WORK ITEM » Return each line in the records below that includes "pays".

....................

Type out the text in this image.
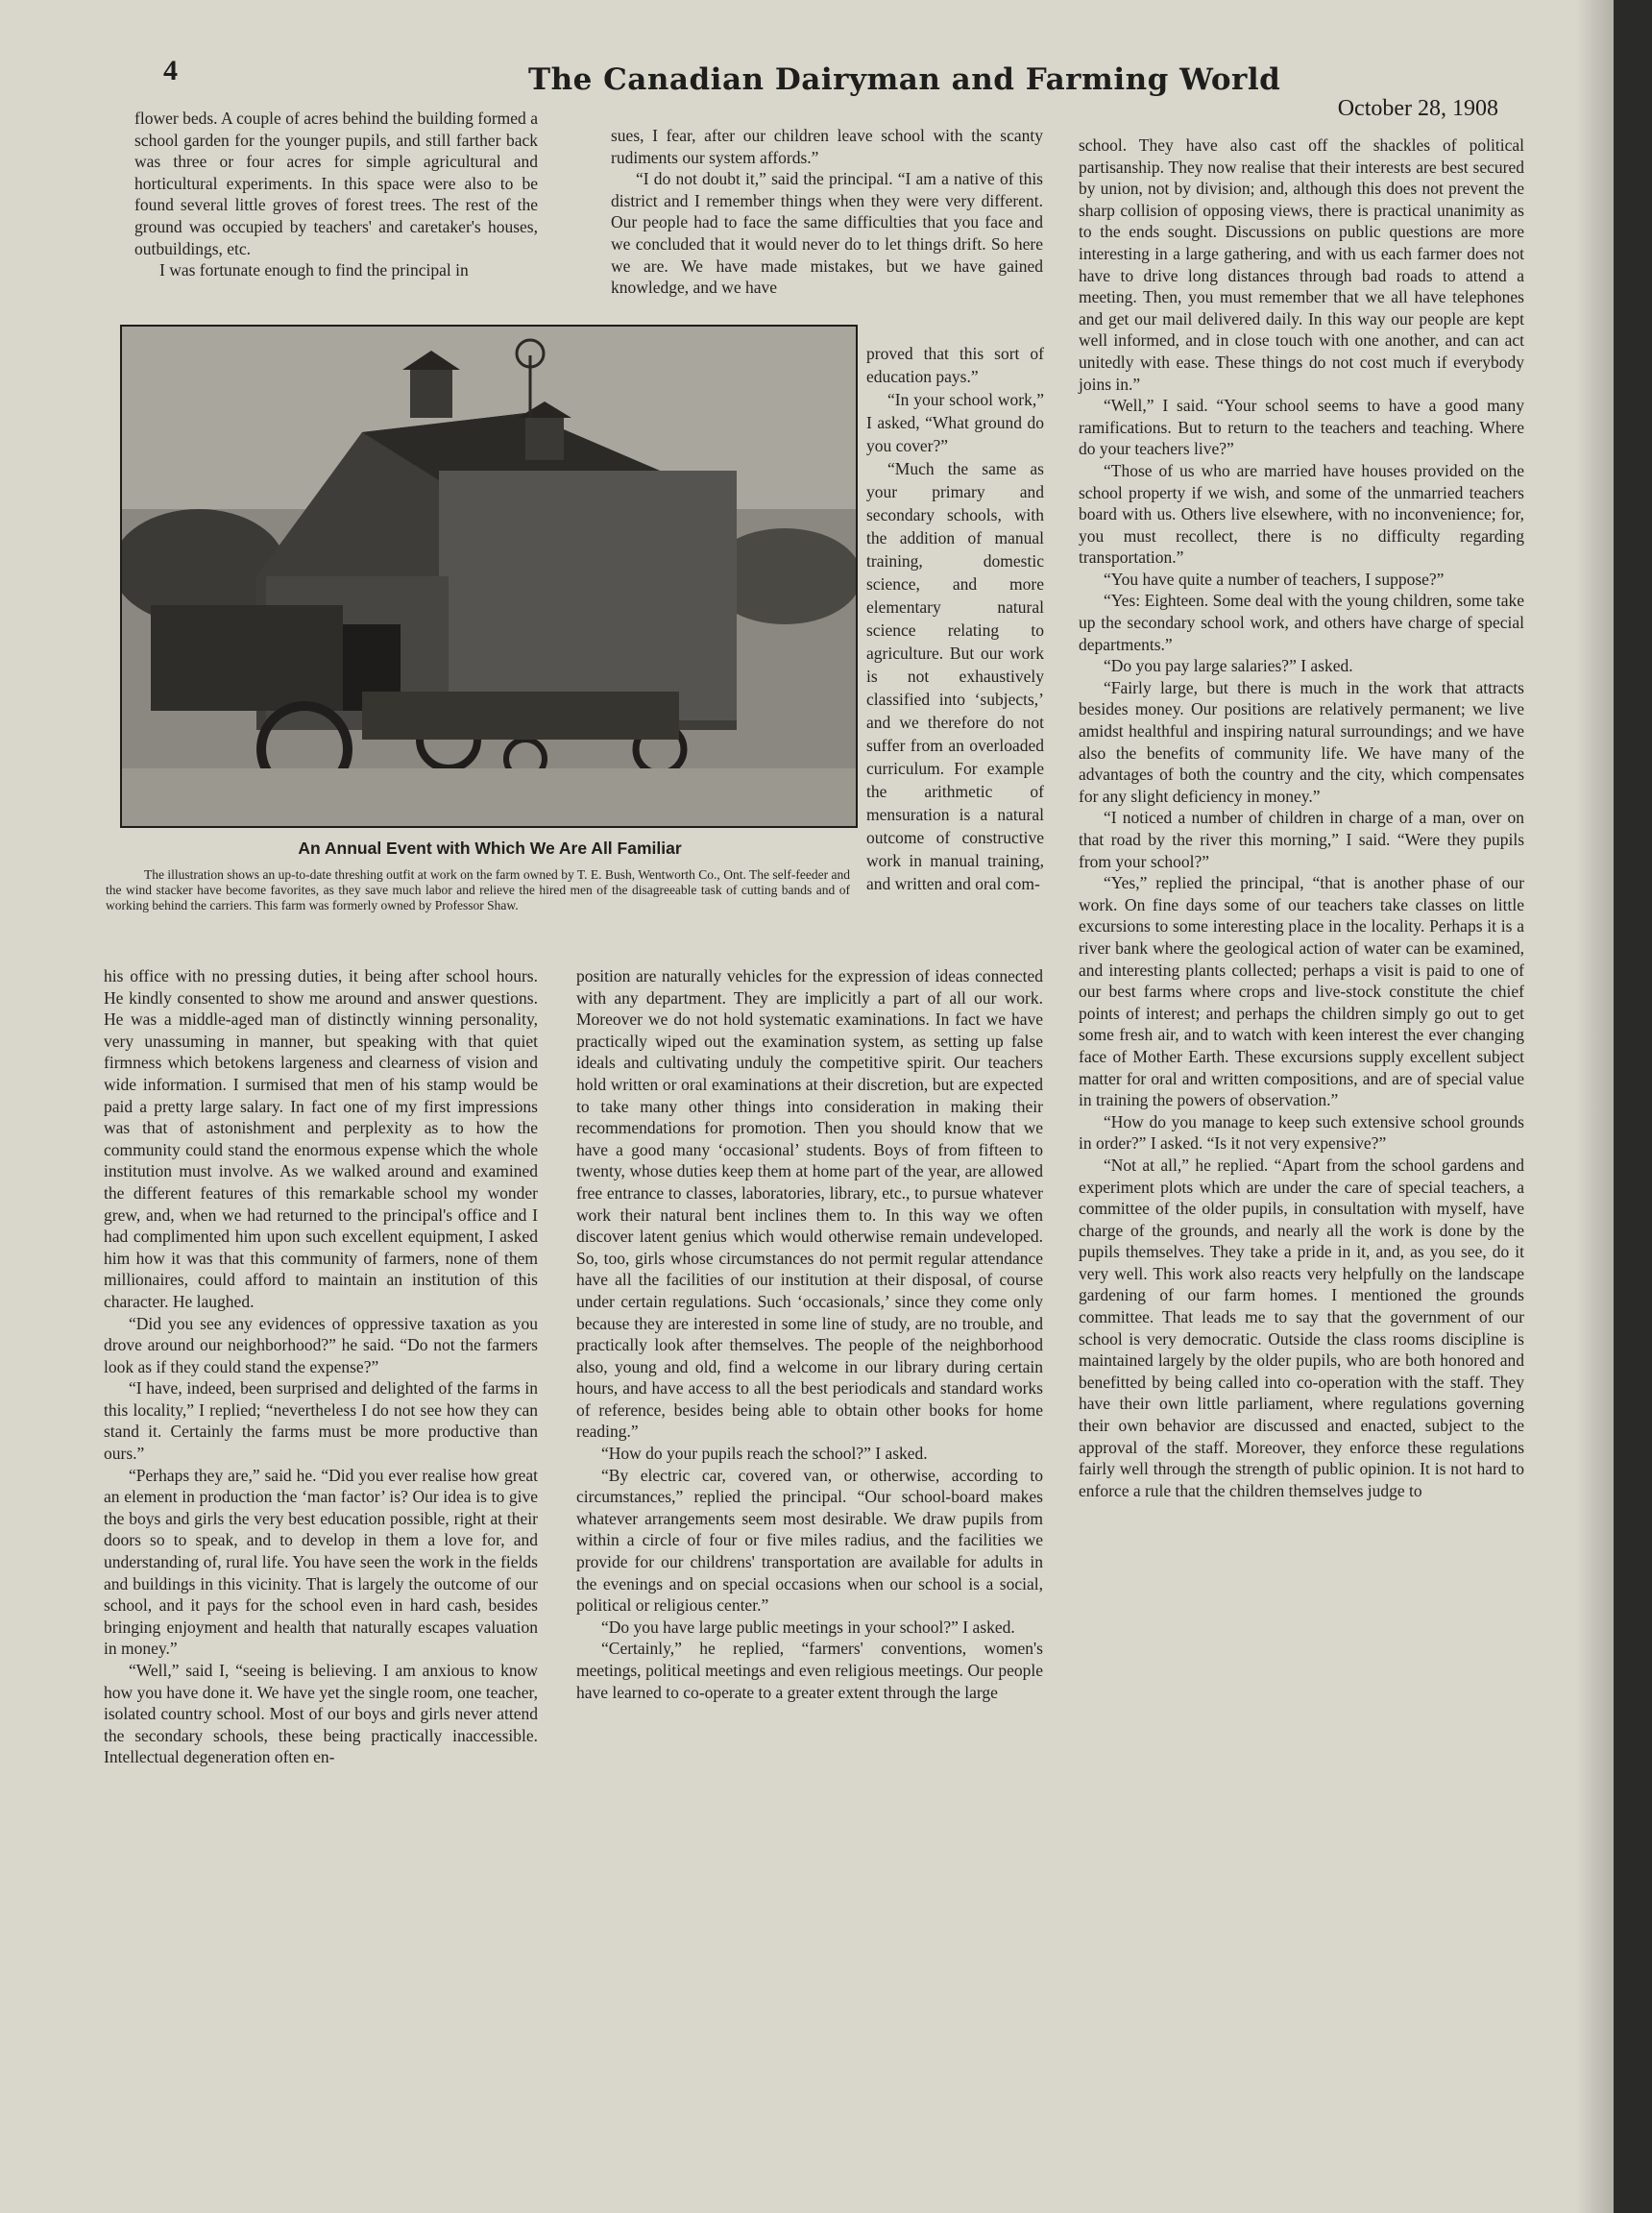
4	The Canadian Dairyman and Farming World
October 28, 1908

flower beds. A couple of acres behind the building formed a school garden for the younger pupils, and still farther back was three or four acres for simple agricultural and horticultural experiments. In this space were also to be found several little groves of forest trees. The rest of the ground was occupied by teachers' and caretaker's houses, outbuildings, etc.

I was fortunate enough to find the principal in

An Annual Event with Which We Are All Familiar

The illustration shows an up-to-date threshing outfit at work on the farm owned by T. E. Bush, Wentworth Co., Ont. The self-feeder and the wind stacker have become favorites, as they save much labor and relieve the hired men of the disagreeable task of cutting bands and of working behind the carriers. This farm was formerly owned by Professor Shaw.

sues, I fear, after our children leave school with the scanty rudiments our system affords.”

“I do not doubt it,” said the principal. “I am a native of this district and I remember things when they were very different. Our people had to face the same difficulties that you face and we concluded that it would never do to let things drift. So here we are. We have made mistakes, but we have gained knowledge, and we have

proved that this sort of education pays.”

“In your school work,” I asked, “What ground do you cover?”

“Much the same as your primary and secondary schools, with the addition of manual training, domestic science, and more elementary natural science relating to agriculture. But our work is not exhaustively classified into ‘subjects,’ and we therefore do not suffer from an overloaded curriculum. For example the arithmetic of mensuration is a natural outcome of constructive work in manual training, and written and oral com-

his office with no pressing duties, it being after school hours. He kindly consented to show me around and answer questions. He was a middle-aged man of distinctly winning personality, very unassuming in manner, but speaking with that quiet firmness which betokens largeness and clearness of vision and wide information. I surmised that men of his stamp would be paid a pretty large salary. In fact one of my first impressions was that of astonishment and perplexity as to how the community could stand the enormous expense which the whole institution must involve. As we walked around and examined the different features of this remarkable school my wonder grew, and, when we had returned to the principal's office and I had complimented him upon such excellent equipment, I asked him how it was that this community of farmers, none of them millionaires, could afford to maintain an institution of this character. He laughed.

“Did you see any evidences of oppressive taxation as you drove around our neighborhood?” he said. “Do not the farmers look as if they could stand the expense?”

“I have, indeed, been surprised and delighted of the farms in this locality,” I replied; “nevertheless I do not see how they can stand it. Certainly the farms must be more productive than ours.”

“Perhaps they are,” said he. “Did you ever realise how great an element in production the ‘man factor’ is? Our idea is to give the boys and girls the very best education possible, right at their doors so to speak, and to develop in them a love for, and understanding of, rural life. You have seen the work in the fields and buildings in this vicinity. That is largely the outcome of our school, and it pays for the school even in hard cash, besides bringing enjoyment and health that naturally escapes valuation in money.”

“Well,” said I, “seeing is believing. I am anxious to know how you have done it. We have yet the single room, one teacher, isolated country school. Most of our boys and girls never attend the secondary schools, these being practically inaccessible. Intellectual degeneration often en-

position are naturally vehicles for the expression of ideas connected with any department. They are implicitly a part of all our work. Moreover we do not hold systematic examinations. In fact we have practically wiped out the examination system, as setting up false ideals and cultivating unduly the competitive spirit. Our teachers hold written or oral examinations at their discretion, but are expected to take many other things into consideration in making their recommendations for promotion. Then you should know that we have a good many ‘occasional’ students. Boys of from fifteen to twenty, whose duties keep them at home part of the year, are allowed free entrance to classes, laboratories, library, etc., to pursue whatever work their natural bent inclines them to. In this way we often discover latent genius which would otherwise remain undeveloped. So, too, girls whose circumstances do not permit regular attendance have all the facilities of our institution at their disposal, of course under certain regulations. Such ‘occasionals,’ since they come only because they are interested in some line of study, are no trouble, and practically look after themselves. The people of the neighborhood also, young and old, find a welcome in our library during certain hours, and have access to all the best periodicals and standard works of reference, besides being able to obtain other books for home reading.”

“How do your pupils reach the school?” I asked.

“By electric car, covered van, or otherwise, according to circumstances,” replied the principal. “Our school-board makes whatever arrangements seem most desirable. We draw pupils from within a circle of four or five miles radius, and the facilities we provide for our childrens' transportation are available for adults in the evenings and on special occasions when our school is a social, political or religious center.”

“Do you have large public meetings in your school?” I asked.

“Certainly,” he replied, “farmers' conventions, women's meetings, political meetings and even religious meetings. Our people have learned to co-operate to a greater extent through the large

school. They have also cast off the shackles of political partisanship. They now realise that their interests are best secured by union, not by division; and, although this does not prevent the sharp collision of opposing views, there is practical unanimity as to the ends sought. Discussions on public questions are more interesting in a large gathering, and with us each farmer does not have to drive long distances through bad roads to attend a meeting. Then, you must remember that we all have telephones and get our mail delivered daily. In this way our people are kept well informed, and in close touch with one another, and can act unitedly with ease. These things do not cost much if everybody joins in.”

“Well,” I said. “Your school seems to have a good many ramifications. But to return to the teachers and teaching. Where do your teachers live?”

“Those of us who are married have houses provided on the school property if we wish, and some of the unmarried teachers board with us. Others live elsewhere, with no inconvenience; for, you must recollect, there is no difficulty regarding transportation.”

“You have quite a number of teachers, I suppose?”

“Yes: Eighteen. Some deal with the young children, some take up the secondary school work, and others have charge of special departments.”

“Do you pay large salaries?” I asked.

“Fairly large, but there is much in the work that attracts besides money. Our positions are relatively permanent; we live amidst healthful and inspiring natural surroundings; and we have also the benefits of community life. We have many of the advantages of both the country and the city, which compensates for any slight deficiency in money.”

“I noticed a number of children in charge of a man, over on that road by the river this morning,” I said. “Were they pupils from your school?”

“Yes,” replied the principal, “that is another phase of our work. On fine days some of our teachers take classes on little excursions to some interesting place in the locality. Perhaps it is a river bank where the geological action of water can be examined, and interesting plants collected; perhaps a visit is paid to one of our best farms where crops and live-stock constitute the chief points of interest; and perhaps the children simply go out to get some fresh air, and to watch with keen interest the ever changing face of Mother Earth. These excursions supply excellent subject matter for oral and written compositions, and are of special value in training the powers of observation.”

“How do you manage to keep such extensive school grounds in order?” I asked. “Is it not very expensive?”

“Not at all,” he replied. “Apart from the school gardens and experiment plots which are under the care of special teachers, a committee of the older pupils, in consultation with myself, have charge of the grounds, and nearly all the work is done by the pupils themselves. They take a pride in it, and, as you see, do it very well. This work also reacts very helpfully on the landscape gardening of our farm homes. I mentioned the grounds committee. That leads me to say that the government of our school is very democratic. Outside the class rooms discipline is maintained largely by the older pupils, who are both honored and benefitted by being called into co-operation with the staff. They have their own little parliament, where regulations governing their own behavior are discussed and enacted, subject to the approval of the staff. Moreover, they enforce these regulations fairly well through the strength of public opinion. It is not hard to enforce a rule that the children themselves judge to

....................

RESPONSE TO THIS TASK »
proved that this sort of education pays.”
“Perhaps they are,” said he. “Did you ever realise how great an element in production the ‘man factor’ is? Our idea is to give the boys and girls the very best education possible, right at their doors so to speak, and to develop in them a love for, and understanding of, rural life. You have seen the work in the fields and buildings in this vicinity. That is largely the outcome of our school, and it pays for the school even in hard cash, besides bringing enjoyment and health that naturally escapes valuation in money.”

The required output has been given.